Entries:
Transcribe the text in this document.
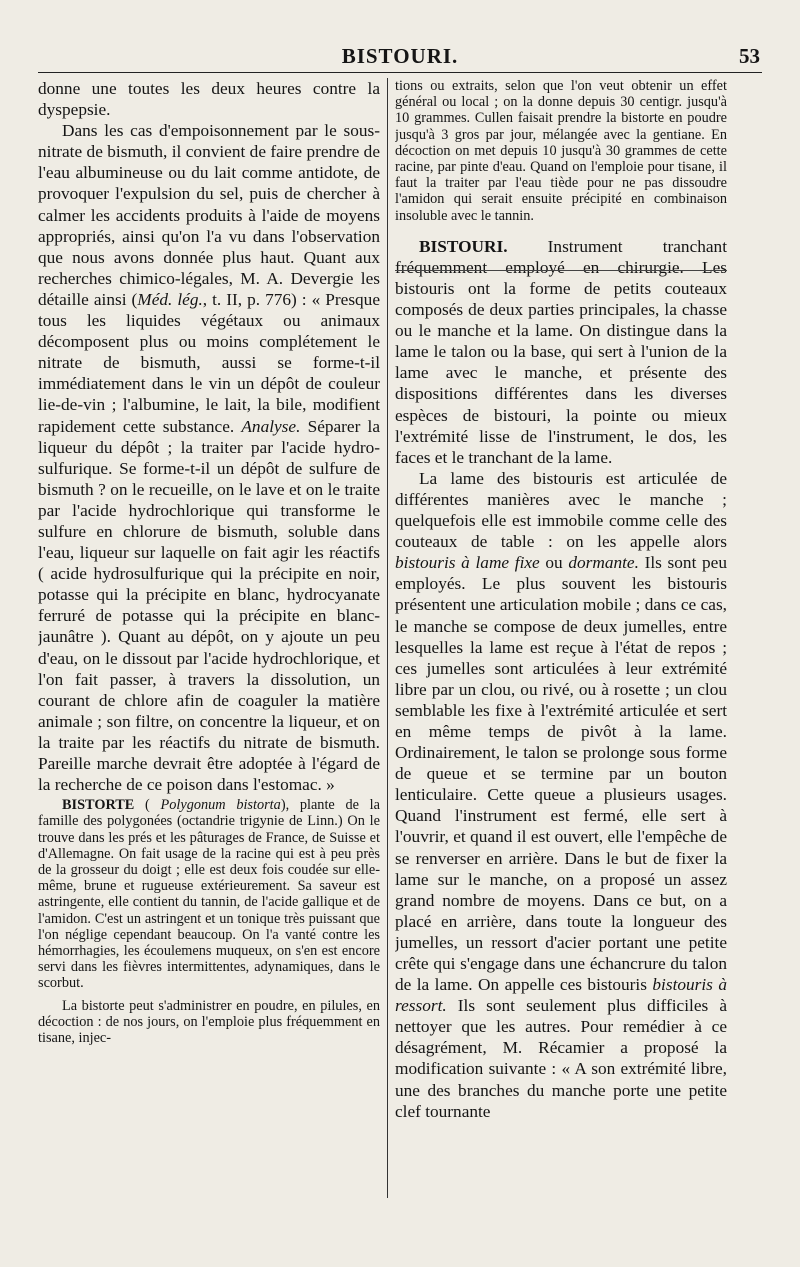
BISTOURI.	53

donne une toutes les deux heures contre la dyspepsie.

Dans les cas d'empoisonnement par le sous-nitrate de bismuth, il convient de faire prendre de l'eau albumineuse ou du lait comme antidote, de provoquer l'expulsion du sel, puis de chercher à calmer les accidents produits à l'aide de moyens appropriés, ainsi qu'on l'a vu dans l'observation que nous avons donnée plus haut. Quant aux recherches chimico-légales, M. A. Devergie les détaille ainsi (Méd. lég., t. II, p. 776) : « Presque tous les liquides végétaux ou animaux décomposent plus ou moins complétement le nitrate de bismuth, aussi se forme-t-il immédiatement dans le vin un dépôt de couleur lie-de-vin ; l'albumine, le lait, la bile, modifient rapidement cette substance. Analyse. Séparer la liqueur du dépôt ; la traiter par l'acide hydro-sulfurique. Se forme-t-il un dépôt de sulfure de bismuth ? on le recueille, on le lave et on le traite par l'acide hydrochlorique qui transforme le sulfure en chlorure de bismuth, soluble dans l'eau, liqueur sur laquelle on fait agir les réactifs ( acide hydrosulfurique qui la précipite en noir, potasse qui la précipite en blanc, hydrocyanate ferruré de potasse qui la précipite en blanc-jaunâtre ). Quant au dépôt, on y ajoute un peu d'eau, on le dissout par l'acide hydrochlorique, et l'on fait passer, à travers la dissolution, un courant de chlore afin de coaguler la matière animale ; son filtre, on concentre la liqueur, et on la traite par les réactifs du nitrate de bismuth. Pareille marche devrait être adoptée à l'égard de la recherche de ce poison dans l'estomac. »

BISTORTE ( Polygonum bistorta), plante de la famille des polygonées (octandrie trigynie de Linn.) On le trouve dans les prés et les pâturages de France, de Suisse et d'Allemagne. On fait usage de la racine qui est à peu près de la grosseur du doigt ; elle est deux fois coudée sur elle-même, brune et rugueuse extérieurement. Sa saveur est astringente, elle contient du tannin, de l'acide gallique et de l'amidon. C'est un astringent et un tonique très puissant que l'on néglige cependant beaucoup. On l'a vanté contre les hémorrhagies, les écoulemens muqueux, on s'en est encore servi dans les fièvres intermittentes, adynamiques, dans le scorbut.

La bistorte peut s'administrer en poudre, en pilules, en décoction : de nos jours, on l'emploie plus fréquemment en tisane, injec-

tions ou extraits, selon que l'on veut obtenir un effet général ou local ; on la donne depuis 30 centigr. jusqu'à 10 grammes. Cullen faisait prendre la bistorte en poudre jusqu'à 3 gros par jour, mélangée avec la gentiane. En décoction on met depuis 10 jusqu'à 30 grammes de cette racine, par pinte d'eau. Quand on l'emploie pour tisane, il faut la traiter par l'eau tiède pour ne pas dissoudre l'amidon qui serait ensuite précipité en combinaison insoluble avec le tannin.

BISTOURI. Instrument tranchant fréquemment employé en chirurgie. Les bistouris ont la forme de petits couteaux composés de deux parties principales, la chasse ou le manche et la lame. On distingue dans la lame le talon ou la base, qui sert à l'union de la lame avec le manche, et présente des dispositions différentes dans les diverses espèces de bistouri, la pointe ou mieux l'extrémité lisse de l'instrument, le dos, les faces et le tranchant de la lame.

La lame des bistouris est articulée de différentes manières avec le manche ; quelquefois elle est immobile comme celle des couteaux de table : on les appelle alors bistouris à lame fixe ou dormante. Ils sont peu employés. Le plus souvent les bistouris présentent une articulation mobile ; dans ce cas, le manche se compose de deux jumelles, entre lesquelles la lame est reçue à l'état de repos ; ces jumelles sont articulées à leur extrémité libre par un clou, ou rivé, ou à rosette ; un clou semblable les fixe à l'extrémité articulée et sert en même temps de pivôt à la lame. Ordinairement, le talon se prolonge sous forme de queue et se termine par un bouton lenticulaire. Cette queue a plusieurs usages. Quand l'instrument est fermé, elle sert à l'ouvrir, et quand il est ouvert, elle l'empêche de se renverser en arrière. Dans le but de fixer la lame sur le manche, on a proposé un assez grand nombre de moyens. Dans ce but, on a placé en arrière, dans toute la longueur des jumelles, un ressort d'acier portant une petite crête qui s'engage dans une échancrure du talon de la lame. On appelle ces bistouris bistouris à ressort. Ils sont seulement plus difficiles à nettoyer que les autres. Pour remédier à ce désagrément, M. Récamier a proposé la modification suivante : « A son extrémité libre, une des branches du manche porte une petite clef tournante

What to work on:
Leaving all pictures aside, quote each record exactly.

Output of the exercise:
Transcribe the text in this document.
BISTOURI.	53

donne une toutes les deux heures contre la dyspepsie.

Dans les cas d'empoisonnement par le sous-nitrate de bismuth, il convient de faire prendre de l'eau albumineuse ou du lait comme antidote, de provoquer l'expulsion du sel, puis de chercher à calmer les accidents produits à l'aide de moyens appropriés, ainsi qu'on l'a vu dans l'observation que nous avons donnée plus haut. Quant aux recherches chimico-légales, M. A. Devergie les détaille ainsi (Méd. lég., t. II, p. 776) : « Presque tous les liquides végétaux ou animaux décomposent plus ou moins complétement le nitrate de bismuth, aussi se forme-t-il immédiatement dans le vin un dépôt de couleur lie-de-vin ; l'albumine, le lait, la bile, modifient rapidement cette substance. Analyse. Séparer la liqueur du dépôt ; la traiter par l'acide hydro-sulfurique. Se forme-t-il un dépôt de sulfure de bismuth ? on le recueille, on le lave et on le traite par l'acide hydrochlorique qui transforme le sulfure en chlorure de bismuth, soluble dans l'eau, liqueur sur laquelle on fait agir les réactifs ( acide hydrosulfurique qui la précipite en noir, potasse qui la précipite en blanc, hydrocyanate ferruré de potasse qui la précipite en blanc-jaunâtre ). Quant au dépôt, on y ajoute un peu d'eau, on le dissout par l'acide hydrochlorique, et l'on fait passer, à travers la dissolution, un courant de chlore afin de coaguler la matière animale ; son filtre, on concentre la liqueur, et on la traite par les réactifs du nitrate de bismuth. Pareille marche devrait être adoptée à l'égard de la recherche de ce poison dans l'estomac. »

BISTORTE ( Polygonum bistorta), plante de la famille des polygonées (octandrie trigynie de Linn.) On le trouve dans les prés et les pâturages de France, de Suisse et d'Allemagne. On fait usage de la racine qui est à peu près de la grosseur du doigt ; elle est deux fois coudée sur elle-même, brune et rugueuse extérieurement. Sa saveur est astringente, elle contient du tannin, de l'acide gallique et de l'amidon. C'est un astringent et un tonique très puissant que l'on néglige cependant beaucoup. On l'a vanté contre les hémorrhagies, les écoulemens muqueux, on s'en est encore servi dans les fièvres intermittentes, adynamiques, dans le scorbut.

La bistorte peut s'administrer en poudre, en pilules, en décoction : de nos jours, on l'emploie plus fréquemment en tisane, injec-

tions ou extraits, selon que l'on veut obtenir un effet général ou local ; on la donne depuis 30 centigr. jusqu'à 10 grammes. Cullen faisait prendre la bistorte en poudre jusqu'à 3 gros par jour, mélangée avec la gentiane. En décoction on met depuis 10 jusqu'à 30 grammes de cette racine, par pinte d'eau. Quand on l'emploie pour tisane, il faut la traiter par l'eau tiède pour ne pas dissoudre l'amidon qui serait ensuite précipité en combinaison insoluble avec le tannin.

BISTOURI. Instrument tranchant fréquemment employé en chirurgie. Les bistouris ont la forme de petits couteaux composés de deux parties principales, la chasse ou le manche et la lame. On distingue dans la lame le talon ou la base, qui sert à l'union de la lame avec le manche, et présente des dispositions différentes dans les diverses espèces de bistouri, la pointe ou mieux l'extrémité lisse de l'instrument, le dos, les faces et le tranchant de la lame.

La lame des bistouris est articulée de différentes manières avec le manche ; quelquefois elle est immobile comme celle des couteaux de table : on les appelle alors bistouris à lame fixe ou dormante. Ils sont peu employés. Le plus souvent les bistouris présentent une articulation mobile ; dans ce cas, le manche se compose de deux jumelles, entre lesquelles la lame est reçue à l'état de repos ; ces jumelles sont articulées à leur extrémité libre par un clou, ou rivé, ou à rosette ; un clou semblable les fixe à l'extrémité articulée et sert en même temps de pivôt à la lame. Ordinairement, le talon se prolonge sous forme de queue et se termine par un bouton lenticulaire. Cette queue a plusieurs usages. Quand l'instrument est fermé, elle sert à l'ouvrir, et quand il est ouvert, elle l'empêche de se renverser en arrière. Dans le but de fixer la lame sur le manche, on a proposé un assez grand nombre de moyens. Dans ce but, on a placé en arrière, dans toute la longueur des jumelles, un ressort d'acier portant une petite crête qui s'engage dans une échancrure du talon de la lame. On appelle ces bistouris bistouris à ressort. Ils sont seulement plus difficiles à nettoyer que les autres. Pour remédier à ce désagrément, M. Récamier a proposé la modification suivante : « A son extrémité libre, une des branches du manche porte une petite clef tournante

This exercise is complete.